» EXTRAIT À LIRE:
◇ ◇ ◇

Je travaille actuellement sur de nouvelles directions qui n'existaient pas il y a dix ans. C’est-à-dire, des matériaux magnétiques bidimensionnels et des matériaux dits topologiques. Premièrement, ça, c'est un des thèmes de ma collaboration avec Saint-Sébastien, et sur d'autres choses, un peu plus difficiles à expliquer, qui sont des nouvelles quasi-particules, qui s’appellent les skyrmions. Les skyrmions sont de petits enroulements de spin localisés sur quelques atomes, qui ont une topologie particulière.

Ces petites particules skyrmions sont comme des boules, on peut les déplacer comme des boules à très grande vitesse, des vitesses qui atteignent le kilomètre par seconde. Alors, pour ce type de boule, 1 kilomètre par seconde ça veut dire qu’elle parcourt des distances de l'ordre nanomètre dans des temps très courts, de l’ordre de la nanoseconde, et donc il y a beaucoup d’intérêts fondamentaux de promesses d’application dans l’étude de ces nouveaux types de particules topologiquement protégées; ça fait intervenir des concepts de mathématique et des concepts de physique, de la physique quantique relativiste en plus. Il y a donc beaucoup d’intérêt fondamental à explorer cette physique-là, il y a aussi des applications en vue. Il y a un certain nombre d'applications qui sont proposées, sur lesquelles on travaille dans mon laboratoire.

◇ ◇ ◇

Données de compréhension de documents
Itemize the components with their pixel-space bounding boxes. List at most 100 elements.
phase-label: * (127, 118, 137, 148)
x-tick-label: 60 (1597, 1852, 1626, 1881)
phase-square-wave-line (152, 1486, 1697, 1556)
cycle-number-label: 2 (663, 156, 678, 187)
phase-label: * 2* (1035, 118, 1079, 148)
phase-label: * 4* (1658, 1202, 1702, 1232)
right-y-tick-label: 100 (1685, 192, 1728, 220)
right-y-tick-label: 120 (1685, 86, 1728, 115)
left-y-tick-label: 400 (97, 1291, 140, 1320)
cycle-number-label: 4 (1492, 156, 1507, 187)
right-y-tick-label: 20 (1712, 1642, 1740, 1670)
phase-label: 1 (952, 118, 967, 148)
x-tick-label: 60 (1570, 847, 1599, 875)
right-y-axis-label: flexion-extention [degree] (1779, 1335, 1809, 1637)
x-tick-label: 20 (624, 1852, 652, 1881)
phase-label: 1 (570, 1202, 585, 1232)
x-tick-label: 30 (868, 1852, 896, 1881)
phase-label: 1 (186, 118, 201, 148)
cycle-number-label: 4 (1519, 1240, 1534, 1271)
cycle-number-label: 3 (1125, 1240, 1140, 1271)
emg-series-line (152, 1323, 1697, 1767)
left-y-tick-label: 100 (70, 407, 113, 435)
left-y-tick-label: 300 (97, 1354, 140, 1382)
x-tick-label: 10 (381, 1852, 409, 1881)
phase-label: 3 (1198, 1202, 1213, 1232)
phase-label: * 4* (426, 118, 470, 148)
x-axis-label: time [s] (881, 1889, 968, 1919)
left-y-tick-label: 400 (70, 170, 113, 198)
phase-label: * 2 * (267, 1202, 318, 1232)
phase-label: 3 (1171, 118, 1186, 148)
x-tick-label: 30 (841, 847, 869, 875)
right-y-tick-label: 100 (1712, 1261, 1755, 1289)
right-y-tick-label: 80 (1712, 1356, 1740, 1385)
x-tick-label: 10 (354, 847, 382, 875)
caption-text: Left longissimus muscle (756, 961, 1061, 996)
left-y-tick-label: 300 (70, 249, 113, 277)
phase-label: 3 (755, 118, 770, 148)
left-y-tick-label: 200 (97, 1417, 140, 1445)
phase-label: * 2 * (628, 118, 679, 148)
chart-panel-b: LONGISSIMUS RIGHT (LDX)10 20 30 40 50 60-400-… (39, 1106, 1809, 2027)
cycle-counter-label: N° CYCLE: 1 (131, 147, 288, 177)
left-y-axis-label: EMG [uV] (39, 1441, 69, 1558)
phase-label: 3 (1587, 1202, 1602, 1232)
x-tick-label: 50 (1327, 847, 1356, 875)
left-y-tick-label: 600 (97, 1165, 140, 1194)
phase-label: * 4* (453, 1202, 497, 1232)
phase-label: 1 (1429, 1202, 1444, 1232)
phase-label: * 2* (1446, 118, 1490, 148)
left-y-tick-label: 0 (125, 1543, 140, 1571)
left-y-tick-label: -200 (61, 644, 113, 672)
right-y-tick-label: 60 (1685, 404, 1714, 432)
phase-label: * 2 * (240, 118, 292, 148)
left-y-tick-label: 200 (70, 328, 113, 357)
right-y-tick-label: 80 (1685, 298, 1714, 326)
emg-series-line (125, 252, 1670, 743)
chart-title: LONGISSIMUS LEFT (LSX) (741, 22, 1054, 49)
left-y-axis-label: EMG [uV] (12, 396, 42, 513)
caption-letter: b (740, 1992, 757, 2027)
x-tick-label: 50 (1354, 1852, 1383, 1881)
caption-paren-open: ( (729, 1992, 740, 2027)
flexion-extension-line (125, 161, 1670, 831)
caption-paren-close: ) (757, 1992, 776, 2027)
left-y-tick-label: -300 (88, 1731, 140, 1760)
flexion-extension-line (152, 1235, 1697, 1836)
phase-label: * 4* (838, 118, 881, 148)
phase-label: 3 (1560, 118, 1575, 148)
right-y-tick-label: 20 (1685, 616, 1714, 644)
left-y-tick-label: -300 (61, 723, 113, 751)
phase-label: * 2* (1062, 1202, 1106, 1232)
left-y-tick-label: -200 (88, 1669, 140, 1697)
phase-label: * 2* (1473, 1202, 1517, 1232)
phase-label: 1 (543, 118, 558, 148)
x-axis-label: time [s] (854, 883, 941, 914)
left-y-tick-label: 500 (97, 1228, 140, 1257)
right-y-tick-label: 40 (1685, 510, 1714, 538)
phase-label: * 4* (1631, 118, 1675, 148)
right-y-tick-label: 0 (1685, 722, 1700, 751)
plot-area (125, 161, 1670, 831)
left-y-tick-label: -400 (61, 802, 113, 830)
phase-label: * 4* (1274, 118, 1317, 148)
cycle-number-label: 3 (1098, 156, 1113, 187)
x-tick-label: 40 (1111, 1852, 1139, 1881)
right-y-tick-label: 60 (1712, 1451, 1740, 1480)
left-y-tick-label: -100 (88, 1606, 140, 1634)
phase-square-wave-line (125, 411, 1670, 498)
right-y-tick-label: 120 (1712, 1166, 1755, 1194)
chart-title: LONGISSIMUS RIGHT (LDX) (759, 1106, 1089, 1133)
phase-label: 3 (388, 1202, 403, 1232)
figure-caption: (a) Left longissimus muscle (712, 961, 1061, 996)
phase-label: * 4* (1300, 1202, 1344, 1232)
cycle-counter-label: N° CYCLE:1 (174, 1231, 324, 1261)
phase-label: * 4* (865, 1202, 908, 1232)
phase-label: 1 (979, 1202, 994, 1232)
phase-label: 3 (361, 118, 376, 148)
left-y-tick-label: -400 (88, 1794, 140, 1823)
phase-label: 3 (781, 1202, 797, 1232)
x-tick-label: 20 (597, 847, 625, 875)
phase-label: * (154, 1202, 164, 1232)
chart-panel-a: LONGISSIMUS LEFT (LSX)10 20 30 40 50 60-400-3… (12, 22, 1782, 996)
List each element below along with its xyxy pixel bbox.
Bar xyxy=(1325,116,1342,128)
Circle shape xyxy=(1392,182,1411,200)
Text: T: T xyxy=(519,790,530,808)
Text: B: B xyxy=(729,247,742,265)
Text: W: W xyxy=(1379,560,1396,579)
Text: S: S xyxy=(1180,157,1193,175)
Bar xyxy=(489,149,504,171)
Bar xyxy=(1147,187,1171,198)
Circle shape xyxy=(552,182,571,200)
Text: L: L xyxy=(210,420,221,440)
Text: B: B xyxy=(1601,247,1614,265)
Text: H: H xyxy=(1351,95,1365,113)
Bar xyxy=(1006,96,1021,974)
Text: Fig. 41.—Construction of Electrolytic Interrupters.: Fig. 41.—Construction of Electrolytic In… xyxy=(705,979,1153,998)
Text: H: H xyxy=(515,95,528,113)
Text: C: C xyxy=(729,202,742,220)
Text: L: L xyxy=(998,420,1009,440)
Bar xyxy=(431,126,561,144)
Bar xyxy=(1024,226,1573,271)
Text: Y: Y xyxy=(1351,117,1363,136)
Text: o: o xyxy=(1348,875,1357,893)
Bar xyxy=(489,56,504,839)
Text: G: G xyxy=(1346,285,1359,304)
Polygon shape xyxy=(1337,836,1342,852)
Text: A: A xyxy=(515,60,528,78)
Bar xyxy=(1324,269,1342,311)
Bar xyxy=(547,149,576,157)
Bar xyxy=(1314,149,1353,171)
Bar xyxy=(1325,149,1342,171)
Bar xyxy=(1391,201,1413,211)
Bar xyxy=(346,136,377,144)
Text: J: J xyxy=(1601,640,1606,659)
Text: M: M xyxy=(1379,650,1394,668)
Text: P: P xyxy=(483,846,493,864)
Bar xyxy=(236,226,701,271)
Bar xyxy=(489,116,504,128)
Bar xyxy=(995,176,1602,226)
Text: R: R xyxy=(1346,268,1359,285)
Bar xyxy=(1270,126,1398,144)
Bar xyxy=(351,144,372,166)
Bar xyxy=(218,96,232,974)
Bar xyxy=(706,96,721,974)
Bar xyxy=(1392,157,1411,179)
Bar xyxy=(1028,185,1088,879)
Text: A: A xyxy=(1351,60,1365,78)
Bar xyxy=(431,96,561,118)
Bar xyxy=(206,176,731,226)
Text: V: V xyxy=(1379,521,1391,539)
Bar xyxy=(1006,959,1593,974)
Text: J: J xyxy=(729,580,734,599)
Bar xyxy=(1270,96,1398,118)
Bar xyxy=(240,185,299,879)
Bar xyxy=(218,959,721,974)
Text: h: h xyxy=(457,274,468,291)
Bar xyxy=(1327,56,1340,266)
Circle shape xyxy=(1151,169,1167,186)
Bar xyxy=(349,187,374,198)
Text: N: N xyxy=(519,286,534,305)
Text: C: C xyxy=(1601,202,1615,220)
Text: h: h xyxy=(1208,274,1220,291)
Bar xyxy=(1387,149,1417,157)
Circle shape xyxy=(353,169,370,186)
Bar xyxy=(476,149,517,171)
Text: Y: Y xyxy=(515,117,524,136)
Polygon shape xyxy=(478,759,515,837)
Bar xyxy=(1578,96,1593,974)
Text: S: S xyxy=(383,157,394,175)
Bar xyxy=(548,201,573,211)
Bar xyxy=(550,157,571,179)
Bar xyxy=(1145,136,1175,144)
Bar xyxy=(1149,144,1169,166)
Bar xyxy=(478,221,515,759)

◇ ◇ ◇

» TÂCHE À RÉALISER 1:
Reproduisez à l'identique tout le passage du texte sur les skyrmions allant de « Je travaille actuellement » jusqu'à « une topologie particulière. ».
» TÂCHE À RÉALISER 2:
Selon le texte sur les skyrmions, quelle vitesse ces particules peuvent-elles atteindre lorsqu'on les déplace ?
» TÂCHE À RÉALISER 3:
Prolongez le texte sur les skyrmions à partir de sa dernière phrase.

» RÉPONSE ATTENDUE 1:
Je travaille actuellement sur de nouvelles directions qui n'existaient pas il y a dix ans. C’est-à-dire, des matériaux magnétiques bidimensionnels et des matériaux dits topologiques. Premièrement, ça, c'est un des thèmes de ma collaboration avec Saint-Sébastien, et sur d'autres choses, un peu plus difficiles à expliquer, qui sont des nouvelles quasi-particules, qui s’appellent les skyrmions. Les skyrmions sont de petits enroulements de spin localisés sur quelques atomes, qui ont une topologie particulière.

» RÉPONSE ATTENDUE 2:
Elles peuvent atteindre le kilomètre par seconde.

» RÉPONSE ATTENDUE 3:
Je dois dire qu’il y a une nouvelle direction de mon laboratoire aussi à laquelle je m’intéresse, c’est les composants pour ordinateurs neuromorphiques inspirés par le cerveau, neuromorphic computer. Si vous voulez, le cerveau fonctionne beaucoup mieux que les ordinateurs actuels, il est beaucoup plus efficace, et actuellement il y a une certaine tendance de l’informatique, du computing, à fabriquer des ordinateurs basés sur le principe de fonctionnement du cerveau avec des synapses et des neurones.

Mais actuellement, dans ces ordinateurs neuromorphiques, on imite synapse ou neurone par un petit micro-circuit qui a une cinquantaine de transistors; ça fait rapidement des ordinateurs qui sont très gros et qui dépensent beaucoup d’énergie. Dans mon laboratoire, on travaille sur les développements de nano-composants, synapses et neurones, qui sont très petits, qui ne sont pas des micro-circuits mais utilisent la spintronique pour réaliser la fonction synapse ou neurone dans un seul nano-composant.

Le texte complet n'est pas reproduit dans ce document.